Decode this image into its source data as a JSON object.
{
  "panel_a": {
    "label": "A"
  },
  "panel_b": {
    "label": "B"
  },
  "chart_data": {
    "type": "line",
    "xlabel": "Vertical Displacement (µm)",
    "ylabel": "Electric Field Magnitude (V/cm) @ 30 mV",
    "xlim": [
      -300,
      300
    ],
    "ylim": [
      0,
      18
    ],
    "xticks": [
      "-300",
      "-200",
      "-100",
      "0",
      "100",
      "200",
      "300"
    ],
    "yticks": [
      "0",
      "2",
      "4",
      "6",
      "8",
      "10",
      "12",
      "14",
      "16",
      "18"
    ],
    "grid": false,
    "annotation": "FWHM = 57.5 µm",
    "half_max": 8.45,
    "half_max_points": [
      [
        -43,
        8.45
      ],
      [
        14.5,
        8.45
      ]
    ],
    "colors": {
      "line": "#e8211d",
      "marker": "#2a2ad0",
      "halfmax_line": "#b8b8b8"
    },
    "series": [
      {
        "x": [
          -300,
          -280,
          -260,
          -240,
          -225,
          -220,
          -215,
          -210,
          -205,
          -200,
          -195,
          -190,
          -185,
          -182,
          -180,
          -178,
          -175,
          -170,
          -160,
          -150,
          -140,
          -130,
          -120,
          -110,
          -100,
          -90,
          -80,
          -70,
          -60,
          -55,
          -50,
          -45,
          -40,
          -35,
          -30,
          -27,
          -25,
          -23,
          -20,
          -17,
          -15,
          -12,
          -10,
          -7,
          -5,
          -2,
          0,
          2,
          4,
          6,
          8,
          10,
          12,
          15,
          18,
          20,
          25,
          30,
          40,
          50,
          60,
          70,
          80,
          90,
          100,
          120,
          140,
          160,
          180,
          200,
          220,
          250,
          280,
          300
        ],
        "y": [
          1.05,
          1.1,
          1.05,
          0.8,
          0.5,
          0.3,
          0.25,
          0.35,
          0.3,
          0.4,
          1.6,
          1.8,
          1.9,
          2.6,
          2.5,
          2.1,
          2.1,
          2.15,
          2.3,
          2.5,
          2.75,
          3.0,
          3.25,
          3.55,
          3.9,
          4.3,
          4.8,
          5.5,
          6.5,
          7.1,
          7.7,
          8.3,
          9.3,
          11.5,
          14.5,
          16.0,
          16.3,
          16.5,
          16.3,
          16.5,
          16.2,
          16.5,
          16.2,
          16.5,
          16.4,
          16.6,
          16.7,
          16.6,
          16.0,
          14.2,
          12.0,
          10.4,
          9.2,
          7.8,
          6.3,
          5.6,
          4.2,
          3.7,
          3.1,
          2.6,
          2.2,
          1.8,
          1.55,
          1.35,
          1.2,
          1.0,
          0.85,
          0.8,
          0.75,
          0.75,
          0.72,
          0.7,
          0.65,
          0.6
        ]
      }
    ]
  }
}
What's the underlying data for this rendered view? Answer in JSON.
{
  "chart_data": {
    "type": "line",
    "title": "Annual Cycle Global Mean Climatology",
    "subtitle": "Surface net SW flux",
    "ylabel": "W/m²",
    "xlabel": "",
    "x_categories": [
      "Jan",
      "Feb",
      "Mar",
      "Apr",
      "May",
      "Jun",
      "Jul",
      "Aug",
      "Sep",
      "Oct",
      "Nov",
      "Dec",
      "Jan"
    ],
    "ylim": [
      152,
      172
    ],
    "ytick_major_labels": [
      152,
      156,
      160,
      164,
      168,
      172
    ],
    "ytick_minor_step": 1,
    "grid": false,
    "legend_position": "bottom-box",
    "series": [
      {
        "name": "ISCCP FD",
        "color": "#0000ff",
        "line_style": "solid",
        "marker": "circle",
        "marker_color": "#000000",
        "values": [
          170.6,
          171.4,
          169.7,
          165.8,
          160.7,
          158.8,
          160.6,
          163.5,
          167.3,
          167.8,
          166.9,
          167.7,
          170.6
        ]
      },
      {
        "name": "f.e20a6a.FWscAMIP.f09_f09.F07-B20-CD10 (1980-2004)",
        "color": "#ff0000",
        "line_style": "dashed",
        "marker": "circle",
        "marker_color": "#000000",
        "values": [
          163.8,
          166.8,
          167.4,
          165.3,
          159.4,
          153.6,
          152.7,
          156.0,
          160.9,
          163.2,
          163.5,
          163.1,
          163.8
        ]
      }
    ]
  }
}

-----

▸ **Task to complete**:
Whichever lines contain the string "ylabel", select and copy them.

▸ **Written answer**:
    "ylabel": "Electric Field Magnitude (V/cm) @ 30 mV",
    "ylabel": "W/m²",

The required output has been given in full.